Objective – List each line of the data that holds the string "panel".

Material to process –

○ ○ ○ ○

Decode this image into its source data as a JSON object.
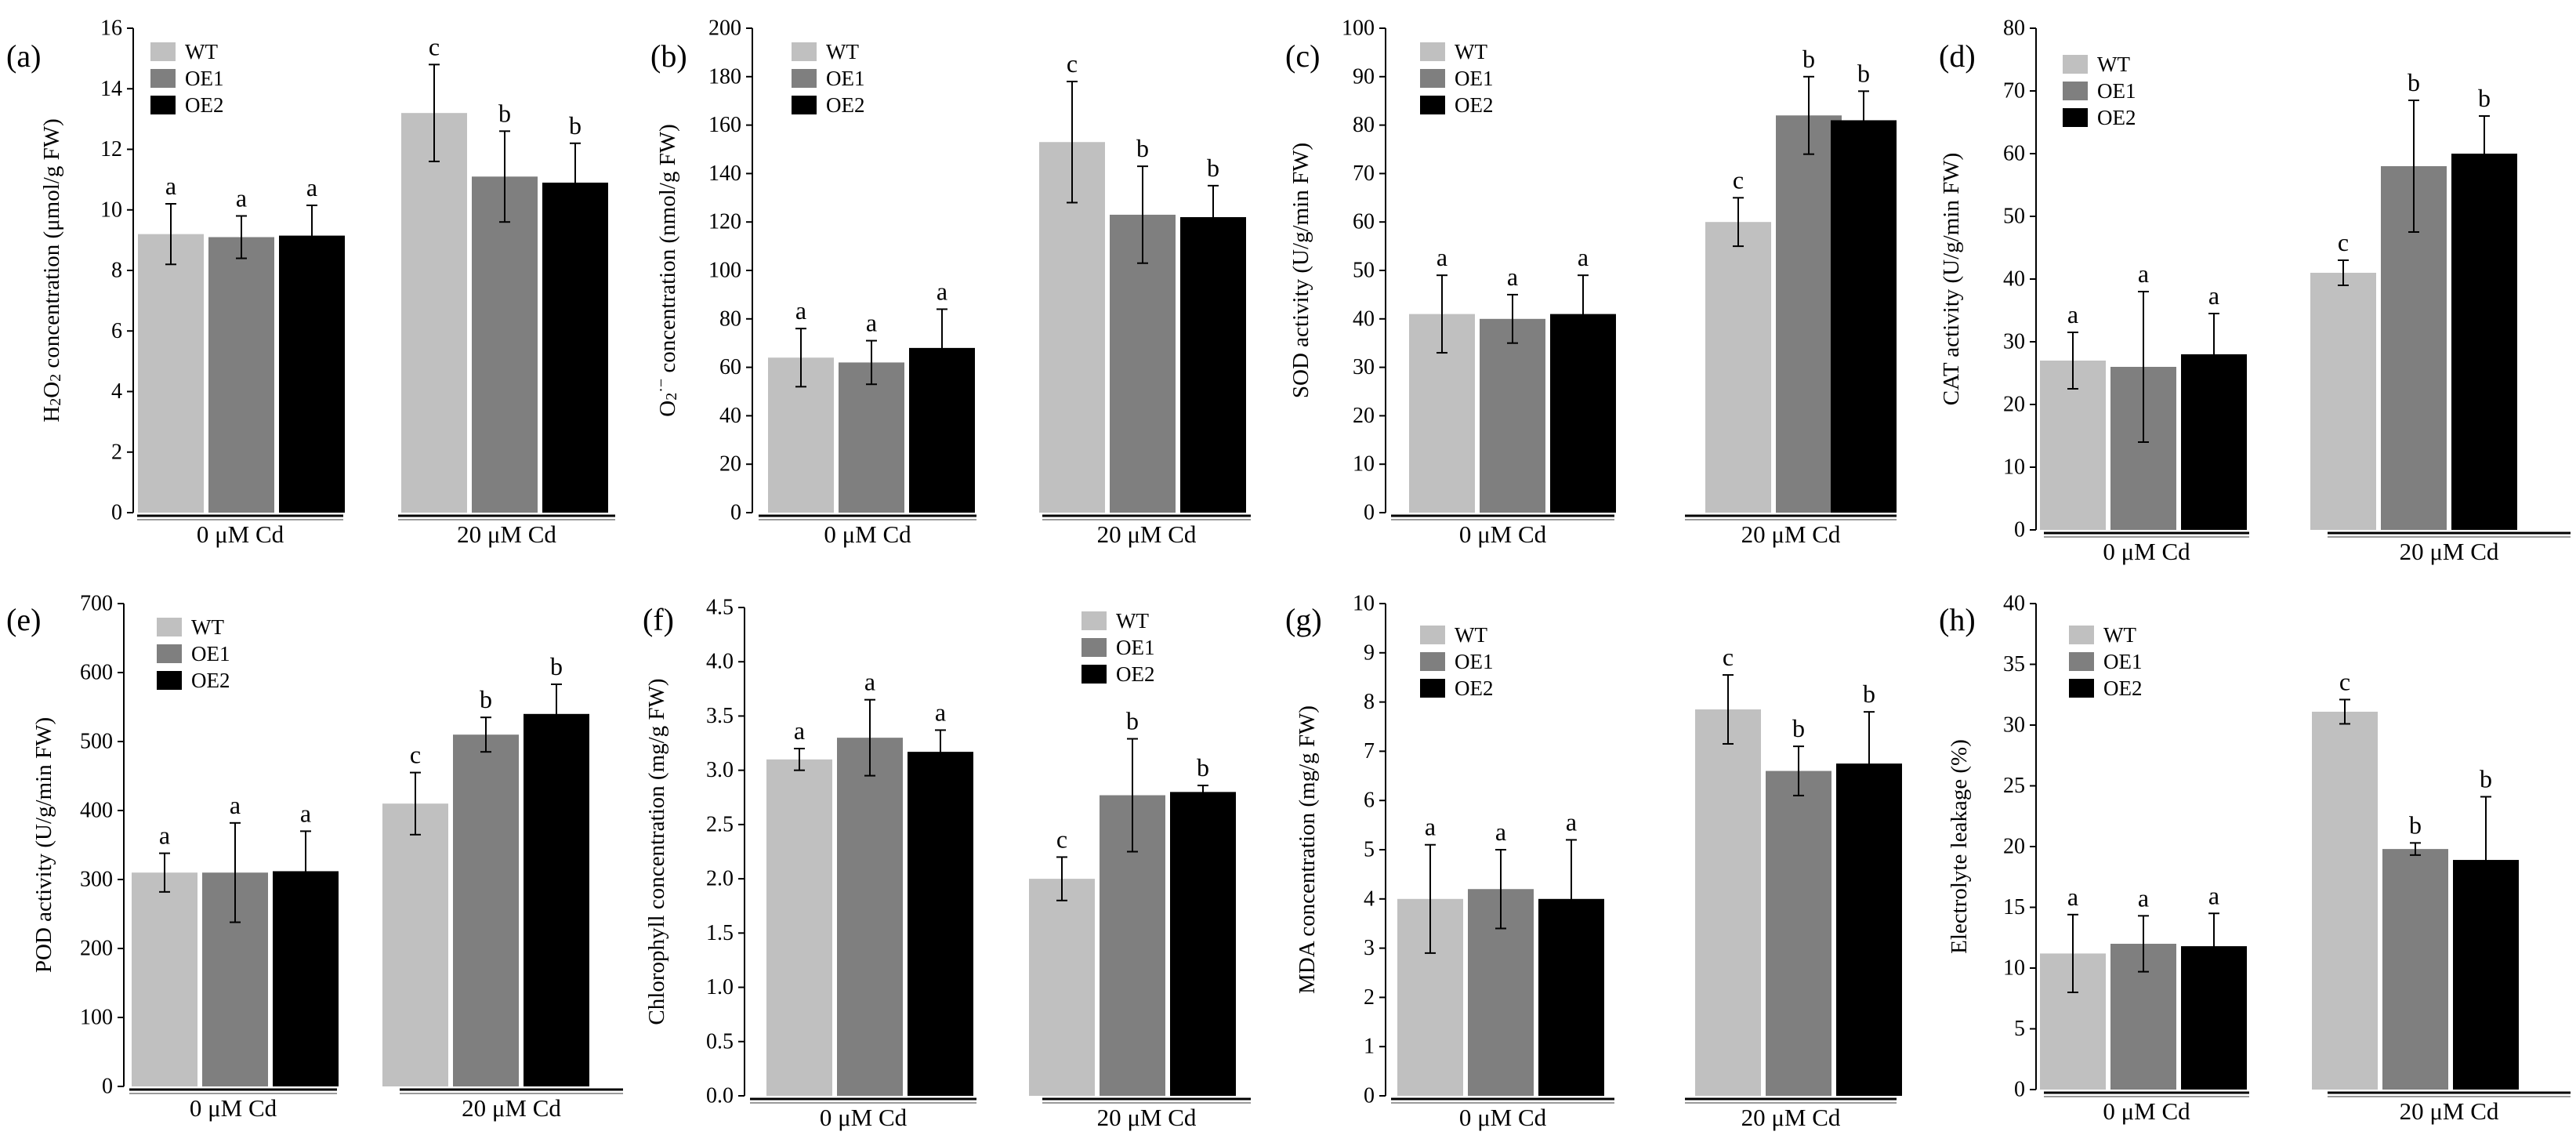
{
  "colors": {
    "WT": "#c0c0c0",
    "OE1": "#7f7f7f",
    "OE2": "#000000",
    "axis": "#000000"
  },
  "chart_data": [
    {
      "type": "bar",
      "panel": "(a)",
      "ylabel_parts": [
        {
          "t": "H"
        },
        {
          "t": "2",
          "s": "sub"
        },
        {
          "t": "O"
        },
        {
          "t": "2",
          "s": "sub"
        },
        {
          "t": " concentration (μmol/g  FW)"
        }
      ],
      "ylim": [
        0,
        16
      ],
      "yticks": [
        0,
        2,
        4,
        6,
        8,
        10,
        12,
        14,
        16
      ],
      "groups": [
        "0 μM Cd",
        "20 μM Cd"
      ],
      "series": [
        {
          "name": "WT",
          "values": [
            9.2,
            13.2
          ],
          "errors": [
            1.0,
            1.6
          ],
          "letters": [
            "a",
            "c"
          ]
        },
        {
          "name": "OE1",
          "values": [
            9.1,
            11.1
          ],
          "errors": [
            0.7,
            1.5
          ],
          "letters": [
            "a",
            "b"
          ]
        },
        {
          "name": "OE2",
          "values": [
            9.15,
            10.9
          ],
          "errors": [
            1.0,
            1.3
          ],
          "letters": [
            "a",
            "b"
          ]
        }
      ]
    },
    {
      "type": "bar",
      "panel": "(b)",
      "ylabel_parts": [
        {
          "t": "O"
        },
        {
          "t": "2",
          "s": "sub"
        },
        {
          "t": "·−",
          "s": "sup"
        },
        {
          "t": " concentration (nmol/g FW)"
        }
      ],
      "ylim": [
        0,
        200
      ],
      "yticks": [
        0,
        20,
        40,
        60,
        80,
        100,
        120,
        140,
        160,
        180,
        200
      ],
      "groups": [
        "0 μM Cd",
        "20 μM Cd"
      ],
      "series": [
        {
          "name": "WT",
          "values": [
            64,
            153
          ],
          "errors": [
            12,
            25
          ],
          "letters": [
            "a",
            "c"
          ]
        },
        {
          "name": "OE1",
          "values": [
            62,
            123
          ],
          "errors": [
            9,
            20
          ],
          "letters": [
            "a",
            "b"
          ]
        },
        {
          "name": "OE2",
          "values": [
            68,
            122
          ],
          "errors": [
            16,
            13
          ],
          "letters": [
            "a",
            "b"
          ]
        }
      ]
    },
    {
      "type": "bar",
      "panel": "(c)",
      "ylabel_parts": [
        {
          "t": "SOD activity (U/g/min FW)"
        }
      ],
      "ylim": [
        0,
        100
      ],
      "yticks": [
        0,
        10,
        20,
        30,
        40,
        50,
        60,
        70,
        80,
        90,
        100
      ],
      "groups": [
        "0 μM Cd",
        "20 μM Cd"
      ],
      "series": [
        {
          "name": "WT",
          "values": [
            41,
            60
          ],
          "errors": [
            8,
            5
          ],
          "letters": [
            "a",
            "c"
          ]
        },
        {
          "name": "OE1",
          "values": [
            40,
            82
          ],
          "errors": [
            5,
            8
          ],
          "letters": [
            "a",
            "b"
          ]
        },
        {
          "name": "OE2",
          "values": [
            41,
            81
          ],
          "errors": [
            8,
            6
          ],
          "letters": [
            "a",
            "b"
          ]
        }
      ]
    },
    {
      "type": "bar",
      "panel": "(d)",
      "ylabel_parts": [
        {
          "t": "CAT activity (U/g/min FW)"
        }
      ],
      "ylim": [
        0,
        80
      ],
      "yticks": [
        0,
        10,
        20,
        30,
        40,
        50,
        60,
        70,
        80
      ],
      "groups": [
        "0 μM Cd",
        "20 μM Cd"
      ],
      "series": [
        {
          "name": "WT",
          "values": [
            27,
            41
          ],
          "errors": [
            4.5,
            2
          ],
          "letters": [
            "a",
            "c"
          ]
        },
        {
          "name": "OE1",
          "values": [
            26,
            58
          ],
          "errors": [
            12,
            10.5
          ],
          "letters": [
            "a",
            "b"
          ]
        },
        {
          "name": "OE2",
          "values": [
            28,
            60
          ],
          "errors": [
            6.5,
            6
          ],
          "letters": [
            "a",
            "b"
          ]
        }
      ]
    },
    {
      "type": "bar",
      "panel": "(e)",
      "ylabel_parts": [
        {
          "t": "POD activity (U/g/min FW)"
        }
      ],
      "ylim": [
        0,
        700
      ],
      "yticks": [
        0,
        100,
        200,
        300,
        400,
        500,
        600,
        700
      ],
      "groups": [
        "0 μM Cd",
        "20 μM Cd"
      ],
      "series": [
        {
          "name": "WT",
          "values": [
            310,
            410
          ],
          "errors": [
            28,
            45
          ],
          "letters": [
            "a",
            "c"
          ]
        },
        {
          "name": "OE1",
          "values": [
            310,
            510
          ],
          "errors": [
            72,
            25
          ],
          "letters": [
            "a",
            "b"
          ]
        },
        {
          "name": "OE2",
          "values": [
            312,
            540
          ],
          "errors": [
            58,
            43
          ],
          "letters": [
            "a",
            "b"
          ]
        }
      ]
    },
    {
      "type": "bar",
      "panel": "(f)",
      "ylabel_parts": [
        {
          "t": "Chlorophyll concentration (mg/g FW)"
        }
      ],
      "ylim": [
        0,
        4.5
      ],
      "yticks": [
        0.0,
        0.5,
        1.0,
        1.5,
        2.0,
        2.5,
        3.0,
        3.5,
        4.0,
        4.5
      ],
      "tick_decimals": 1,
      "groups": [
        "0 μM Cd",
        "20 μM Cd"
      ],
      "series": [
        {
          "name": "WT",
          "values": [
            3.1,
            2.0
          ],
          "errors": [
            0.1,
            0.2
          ],
          "letters": [
            "a",
            "c"
          ]
        },
        {
          "name": "OE1",
          "values": [
            3.3,
            2.77
          ],
          "errors": [
            0.35,
            0.52
          ],
          "letters": [
            "a",
            "b"
          ]
        },
        {
          "name": "OE2",
          "values": [
            3.17,
            2.8
          ],
          "errors": [
            0.2,
            0.06
          ],
          "letters": [
            "a",
            "b"
          ]
        }
      ]
    },
    {
      "type": "bar",
      "panel": "(g)",
      "ylabel_parts": [
        {
          "t": "MDA concentration (mg/g FW)"
        }
      ],
      "ylim": [
        0,
        10
      ],
      "yticks": [
        0,
        1,
        2,
        3,
        4,
        5,
        6,
        7,
        8,
        9,
        10
      ],
      "groups": [
        "0 μM Cd",
        "20 μM Cd"
      ],
      "series": [
        {
          "name": "WT",
          "values": [
            4.0,
            7.85
          ],
          "errors": [
            1.1,
            0.7
          ],
          "letters": [
            "a",
            "c"
          ]
        },
        {
          "name": "OE1",
          "values": [
            4.2,
            6.6
          ],
          "errors": [
            0.8,
            0.5
          ],
          "letters": [
            "a",
            "b"
          ]
        },
        {
          "name": "OE2",
          "values": [
            4.0,
            6.75
          ],
          "errors": [
            1.2,
            1.05
          ],
          "letters": [
            "a",
            "b"
          ]
        }
      ]
    },
    {
      "type": "bar",
      "panel": "(h)",
      "ylabel_parts": [
        {
          "t": "Electrolyte leakage (%)"
        }
      ],
      "ylim": [
        0,
        40
      ],
      "yticks": [
        0,
        5,
        10,
        15,
        20,
        25,
        30,
        35,
        40
      ],
      "groups": [
        "0 μM Cd",
        "20 μM Cd"
      ],
      "series": [
        {
          "name": "WT",
          "values": [
            11.2,
            31.1
          ],
          "errors": [
            3.2,
            1.0
          ],
          "letters": [
            "a",
            "c"
          ]
        },
        {
          "name": "OE1",
          "values": [
            12.0,
            19.8
          ],
          "errors": [
            2.3,
            0.5
          ],
          "letters": [
            "a",
            "b"
          ]
        },
        {
          "name": "OE2",
          "values": [
            11.8,
            18.9
          ],
          "errors": [
            2.7,
            5.2
          ],
          "letters": [
            "a",
            "b"
          ]
        }
      ]
    }
  ]
}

○ ○ ○ ○

Response below –
      "panel": "(a)",
      "panel": "(b)",
      "panel": "(c)",
      "panel": "(d)",
      "panel": "(e)",
      "panel": "(f)",
      "panel": "(g)",
      "panel": "(h)",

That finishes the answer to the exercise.